## What is expected
Recast every line of the items below as a Markdown table with the columns "Row" and "Line", numbering each row and skipping blank lines. Leave the pictures out of the table.

## Records supplied
** BEGIN **
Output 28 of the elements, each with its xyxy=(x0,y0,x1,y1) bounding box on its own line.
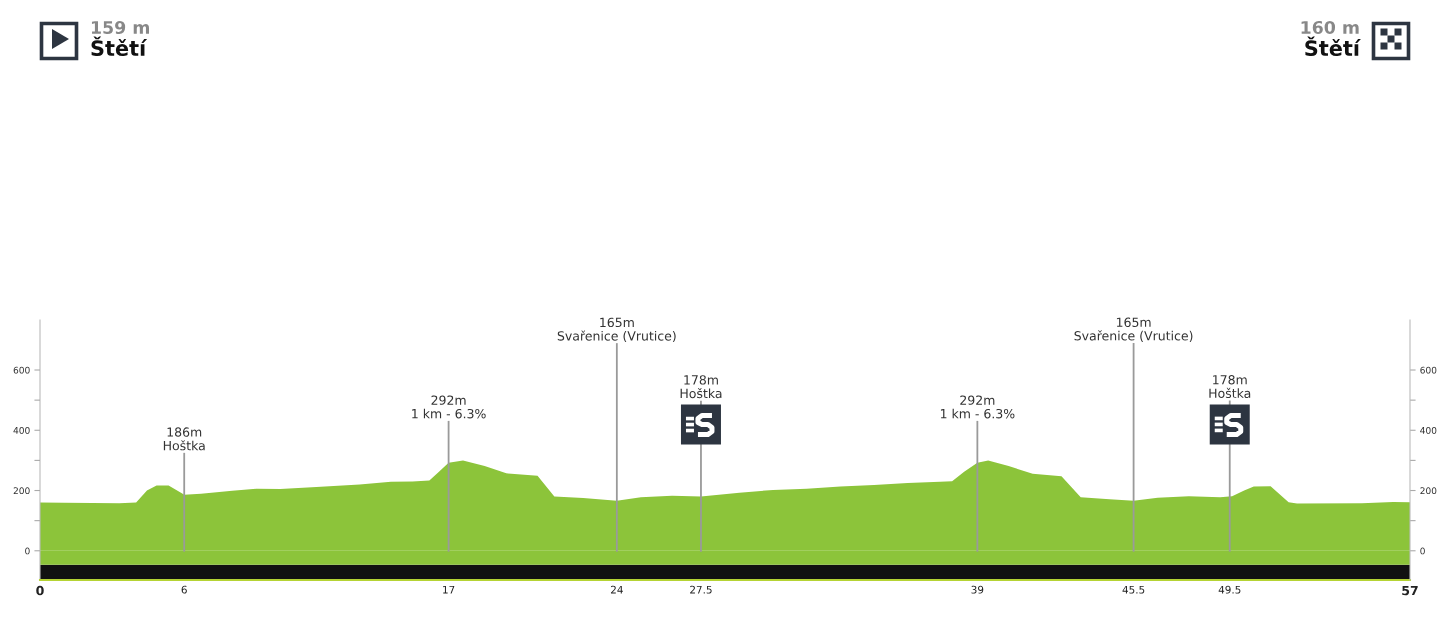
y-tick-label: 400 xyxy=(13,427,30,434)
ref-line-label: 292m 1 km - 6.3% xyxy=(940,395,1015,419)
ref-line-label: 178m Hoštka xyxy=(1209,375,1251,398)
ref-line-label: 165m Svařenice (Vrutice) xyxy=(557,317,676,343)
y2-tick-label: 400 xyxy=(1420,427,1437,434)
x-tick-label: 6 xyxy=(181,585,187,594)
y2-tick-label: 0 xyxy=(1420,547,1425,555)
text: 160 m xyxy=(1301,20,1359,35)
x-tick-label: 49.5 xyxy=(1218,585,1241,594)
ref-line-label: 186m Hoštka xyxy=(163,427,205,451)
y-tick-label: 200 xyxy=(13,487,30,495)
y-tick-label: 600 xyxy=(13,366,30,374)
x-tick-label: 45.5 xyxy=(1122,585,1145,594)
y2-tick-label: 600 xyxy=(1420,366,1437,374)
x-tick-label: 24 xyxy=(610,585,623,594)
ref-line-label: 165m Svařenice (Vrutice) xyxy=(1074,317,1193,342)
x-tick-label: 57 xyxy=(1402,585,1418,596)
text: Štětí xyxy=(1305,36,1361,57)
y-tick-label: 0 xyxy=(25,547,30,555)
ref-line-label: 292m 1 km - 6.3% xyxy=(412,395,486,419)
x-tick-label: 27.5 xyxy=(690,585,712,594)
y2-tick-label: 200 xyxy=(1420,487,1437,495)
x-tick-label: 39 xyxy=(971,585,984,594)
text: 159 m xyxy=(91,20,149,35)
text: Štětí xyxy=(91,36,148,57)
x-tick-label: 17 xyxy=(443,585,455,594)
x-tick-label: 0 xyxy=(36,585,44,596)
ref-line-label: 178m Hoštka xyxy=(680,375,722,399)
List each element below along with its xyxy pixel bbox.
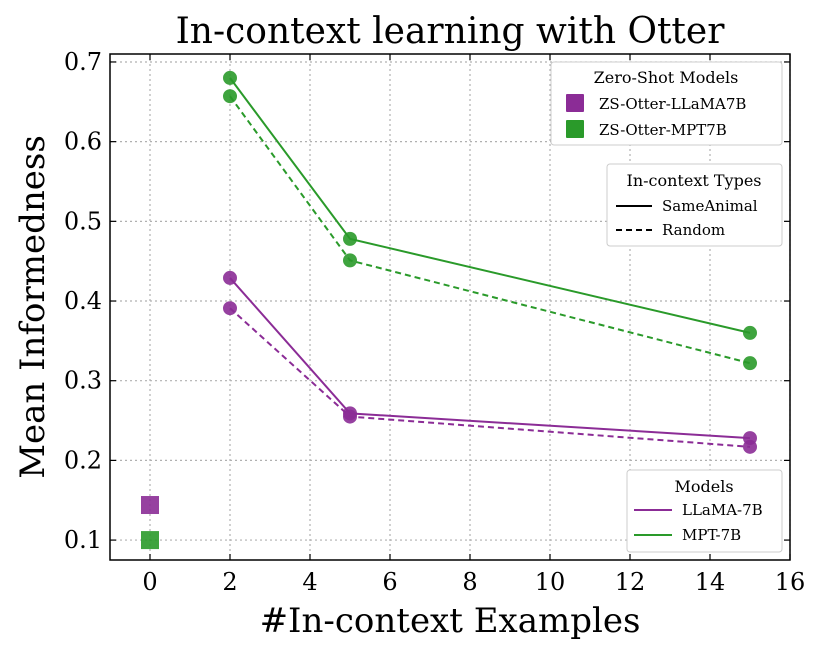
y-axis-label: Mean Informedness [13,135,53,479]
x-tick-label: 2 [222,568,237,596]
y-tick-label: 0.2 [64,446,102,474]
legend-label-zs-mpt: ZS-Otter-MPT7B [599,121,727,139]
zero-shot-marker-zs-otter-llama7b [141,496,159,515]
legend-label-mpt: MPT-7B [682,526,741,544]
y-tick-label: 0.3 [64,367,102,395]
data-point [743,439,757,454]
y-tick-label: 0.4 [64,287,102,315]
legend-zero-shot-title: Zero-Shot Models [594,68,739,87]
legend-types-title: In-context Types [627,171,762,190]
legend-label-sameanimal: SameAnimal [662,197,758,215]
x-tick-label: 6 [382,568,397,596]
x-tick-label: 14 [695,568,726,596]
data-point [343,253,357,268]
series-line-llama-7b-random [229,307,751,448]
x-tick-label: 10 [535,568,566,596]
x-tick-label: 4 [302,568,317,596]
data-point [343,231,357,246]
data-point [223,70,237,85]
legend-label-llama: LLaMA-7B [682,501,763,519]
** END **
## Answer to the task
| Row | Line |
|---|---|
| 1 | Output 28 of the elements, each with its xyxy=(x0,y0,x1,y1) bounding box on its own line. |
| 2 | y-tick-label: 400 xyxy=(13,427,30,434) |
| 3 | ref-line-label: 292m 1 km - 6.3% xyxy=(940,395,1015,419) |
| 4 | ref-line-label: 178m Hoštka xyxy=(1209,375,1251,398) |
| 5 | ref-line-label: 165m Svařenice (Vrutice) xyxy=(557,317,676,343) |
| 6 | y2-tick-label: 400 xyxy=(1420,427,1437,434) |
| 7 | x-tick-label: 6 xyxy=(181,585,187,594) |
| 8 | y2-tick-label: 0 xyxy=(1420,547,1425,555) |
| 9 | text: 160 m xyxy=(1301,20,1359,35) |
| 10 | x-tick-label: 49.5 xyxy=(1218,585,1241,594) |
| 11 | ref-line-label: 186m Hoštka xyxy=(163,427,205,451) |
| 12 | y-tick-label: 200 xyxy=(13,487,30,495) |
| 13 | y-tick-label: 600 xyxy=(13,366,30,374) |
| 14 | x-tick-label: 45.5 xyxy=(1122,585,1145,594) |
| 15 | y2-tick-label: 600 xyxy=(1420,366,1437,374) |
| 16 | x-tick-label: 24 xyxy=(610,585,623,594) |
| 17 | ref-line-label: 165m Svařenice (Vrutice) xyxy=(1074,317,1193,342) |
| 18 | x-tick-label: 57 xyxy=(1402,585,1418,596) |
| 19 | text: Štětí xyxy=(1305,36,1361,57) |
| 20 | y-tick-label: 0 xyxy=(25,547,30,555) |
| 21 | ref-line-label: 292m 1 km - 6.3% xyxy=(412,395,486,419) |
| 22 | x-tick-label: 27.5 xyxy=(690,585,712,594) |
| 23 | y2-tick-label: 200 xyxy=(1420,487,1437,495) |
| 24 | x-tick-label: 39 xyxy=(971,585,984,594) |
| 25 | text: 159 m xyxy=(91,20,149,35) |
| 26 | text: Štětí xyxy=(91,36,148,57) |
| 27 | x-tick-label: 17 xyxy=(443,585,455,594) |
| 28 | x-tick-label: 0 xyxy=(36,585,44,596) |
| 29 | ref-line-label: 178m Hoštka xyxy=(680,375,722,399) |
| 30 | List each element below along with its xyxy pixel bbox. |
| 31 | y-axis-label: Mean Informedness [13,135,53,479] |
| 32 | x-tick-label: 2 [222,568,237,596] |
| 33 | y-tick-label: 0.2 [64,446,102,474] |
| 34 | legend-label-zs-mpt: ZS-Otter-MPT7B [599,121,727,139] |
| 35 | zero-shot-marker-zs-otter-llama7b [141,496,159,515] |
| 36 | legend-label-mpt: MPT-7B [682,526,741,544] |
| 37 | y-tick-label: 0.3 [64,367,102,395] |
| 38 | data-point [743,439,757,454] |
| 39 | y-tick-label: 0.4 [64,287,102,315] |
| 40 | legend-zero-shot-title: Zero-Shot Models [594,68,739,87] |
| 41 | legend-types-title: In-context Types [627,171,762,190] |
| 42 | legend-label-sameanimal: SameAnimal [662,197,758,215] |
| 43 | x-tick-label: 6 [382,568,397,596] |
| 44 | x-tick-label: 14 [695,568,726,596] |
| 45 | data-point [343,253,357,268] |
| 46 | series-line-llama-7b-random [229,307,751,448] |
| 47 | x-tick-label: 10 [535,568,566,596] |
| 48 | x-tick-label: 4 [302,568,317,596] |
| 49 | data-point [343,231,357,246] |
| 50 | data-point [223,70,237,85] |
| 51 | legend-label-llama: LLaMA-7B [682,501,763,519] |